Records for this task:
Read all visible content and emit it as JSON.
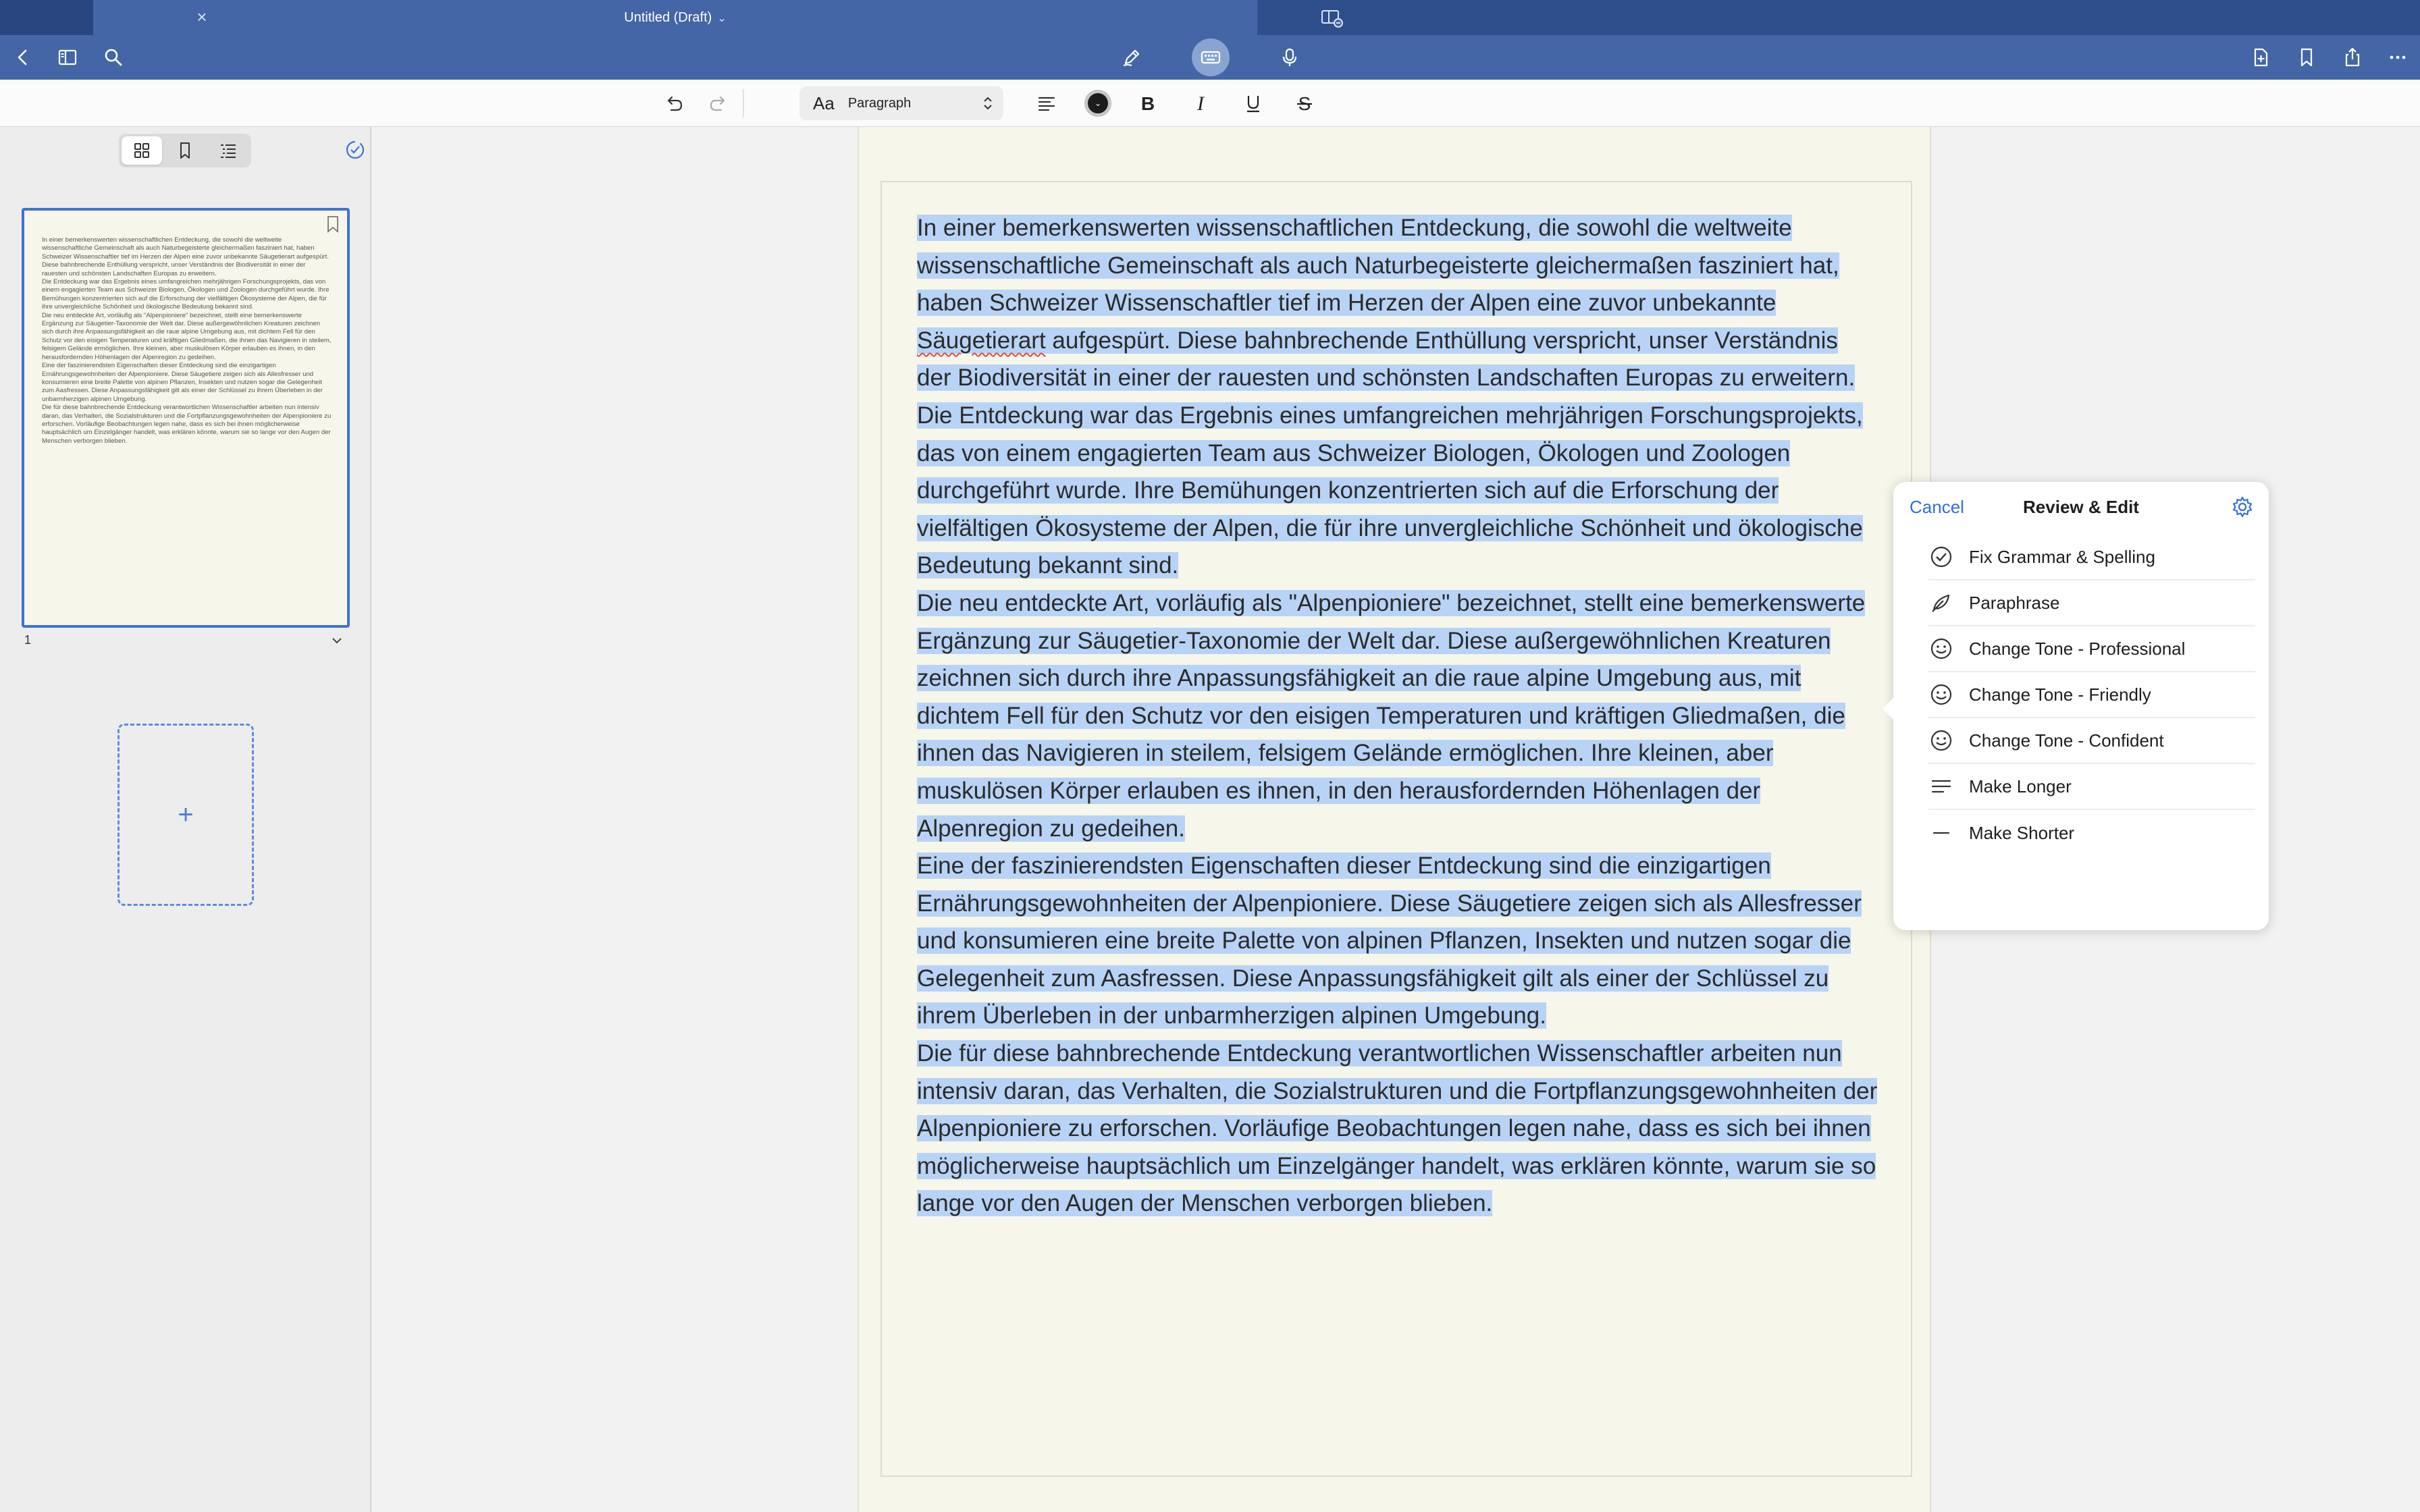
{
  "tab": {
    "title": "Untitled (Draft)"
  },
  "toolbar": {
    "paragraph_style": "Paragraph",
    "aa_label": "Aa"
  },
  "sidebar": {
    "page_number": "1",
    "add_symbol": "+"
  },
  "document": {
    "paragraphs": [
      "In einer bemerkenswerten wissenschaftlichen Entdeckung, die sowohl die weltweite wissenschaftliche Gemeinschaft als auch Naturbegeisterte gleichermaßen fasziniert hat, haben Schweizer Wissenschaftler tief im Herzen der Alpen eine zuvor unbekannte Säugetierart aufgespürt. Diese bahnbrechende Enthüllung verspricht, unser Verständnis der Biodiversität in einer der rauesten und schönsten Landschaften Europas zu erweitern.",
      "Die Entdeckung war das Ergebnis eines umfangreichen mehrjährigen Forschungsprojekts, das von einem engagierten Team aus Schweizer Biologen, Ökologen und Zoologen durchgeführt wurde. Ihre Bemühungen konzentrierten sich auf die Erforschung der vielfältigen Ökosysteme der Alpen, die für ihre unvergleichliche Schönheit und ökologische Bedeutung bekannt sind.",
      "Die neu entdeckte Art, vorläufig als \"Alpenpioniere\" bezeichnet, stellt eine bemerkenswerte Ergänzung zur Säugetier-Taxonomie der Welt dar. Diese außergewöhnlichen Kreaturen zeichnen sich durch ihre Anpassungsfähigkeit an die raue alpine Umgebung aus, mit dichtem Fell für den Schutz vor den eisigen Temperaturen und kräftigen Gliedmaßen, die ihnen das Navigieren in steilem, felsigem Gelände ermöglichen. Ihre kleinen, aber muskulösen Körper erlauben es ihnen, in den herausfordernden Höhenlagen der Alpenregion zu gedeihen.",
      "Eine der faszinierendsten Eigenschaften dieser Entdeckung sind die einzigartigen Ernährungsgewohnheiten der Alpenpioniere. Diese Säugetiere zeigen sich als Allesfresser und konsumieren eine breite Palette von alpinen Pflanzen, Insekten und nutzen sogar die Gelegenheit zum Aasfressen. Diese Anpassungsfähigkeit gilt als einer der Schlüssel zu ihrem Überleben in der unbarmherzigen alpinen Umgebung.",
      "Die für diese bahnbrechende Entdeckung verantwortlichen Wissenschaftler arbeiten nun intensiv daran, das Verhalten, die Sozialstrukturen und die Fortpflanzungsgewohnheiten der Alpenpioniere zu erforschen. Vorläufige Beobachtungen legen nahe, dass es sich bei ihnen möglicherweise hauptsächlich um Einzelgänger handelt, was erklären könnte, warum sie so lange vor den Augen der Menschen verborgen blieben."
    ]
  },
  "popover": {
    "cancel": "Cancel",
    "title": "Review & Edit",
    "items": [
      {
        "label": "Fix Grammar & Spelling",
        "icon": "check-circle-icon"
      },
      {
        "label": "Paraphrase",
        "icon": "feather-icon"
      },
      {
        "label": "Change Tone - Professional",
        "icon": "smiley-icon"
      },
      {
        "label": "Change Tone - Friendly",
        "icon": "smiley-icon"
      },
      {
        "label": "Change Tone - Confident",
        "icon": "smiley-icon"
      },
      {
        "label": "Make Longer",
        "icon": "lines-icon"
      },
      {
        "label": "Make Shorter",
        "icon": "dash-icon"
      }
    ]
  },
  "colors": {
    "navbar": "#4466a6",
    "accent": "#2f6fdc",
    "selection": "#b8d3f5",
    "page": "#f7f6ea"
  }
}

--

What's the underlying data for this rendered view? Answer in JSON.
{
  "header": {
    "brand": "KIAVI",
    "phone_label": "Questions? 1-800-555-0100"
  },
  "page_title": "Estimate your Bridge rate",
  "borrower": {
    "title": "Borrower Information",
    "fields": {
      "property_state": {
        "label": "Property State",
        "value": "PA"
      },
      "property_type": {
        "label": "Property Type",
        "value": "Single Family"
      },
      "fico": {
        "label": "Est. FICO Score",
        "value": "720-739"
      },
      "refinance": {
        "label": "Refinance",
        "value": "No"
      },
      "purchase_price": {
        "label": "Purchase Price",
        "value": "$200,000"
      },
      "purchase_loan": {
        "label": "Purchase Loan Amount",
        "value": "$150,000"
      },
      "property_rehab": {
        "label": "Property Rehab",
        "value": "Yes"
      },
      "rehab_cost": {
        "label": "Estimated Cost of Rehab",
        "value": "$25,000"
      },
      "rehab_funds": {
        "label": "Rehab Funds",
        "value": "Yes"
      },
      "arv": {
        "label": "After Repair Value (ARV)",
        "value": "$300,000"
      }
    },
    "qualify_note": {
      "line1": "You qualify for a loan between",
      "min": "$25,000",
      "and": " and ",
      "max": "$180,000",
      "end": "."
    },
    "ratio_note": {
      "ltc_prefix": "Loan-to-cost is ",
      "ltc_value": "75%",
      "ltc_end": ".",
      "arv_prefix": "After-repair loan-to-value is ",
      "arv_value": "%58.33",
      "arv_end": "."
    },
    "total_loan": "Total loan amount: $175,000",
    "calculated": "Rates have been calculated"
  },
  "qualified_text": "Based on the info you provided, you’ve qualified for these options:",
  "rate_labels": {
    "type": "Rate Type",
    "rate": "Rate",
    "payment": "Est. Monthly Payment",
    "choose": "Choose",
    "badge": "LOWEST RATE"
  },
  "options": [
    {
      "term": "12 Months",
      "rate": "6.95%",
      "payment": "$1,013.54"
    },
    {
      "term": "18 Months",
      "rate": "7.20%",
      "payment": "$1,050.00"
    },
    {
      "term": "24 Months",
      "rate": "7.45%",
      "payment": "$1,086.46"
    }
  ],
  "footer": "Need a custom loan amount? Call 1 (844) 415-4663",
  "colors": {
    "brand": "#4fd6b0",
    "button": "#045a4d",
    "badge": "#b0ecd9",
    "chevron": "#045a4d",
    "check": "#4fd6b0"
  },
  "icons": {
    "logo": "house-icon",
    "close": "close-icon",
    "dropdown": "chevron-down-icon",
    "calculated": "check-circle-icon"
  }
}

Problem to solve:
Of the lines above, how many contain the string "options"? Only the number is required.

Complete answer:
2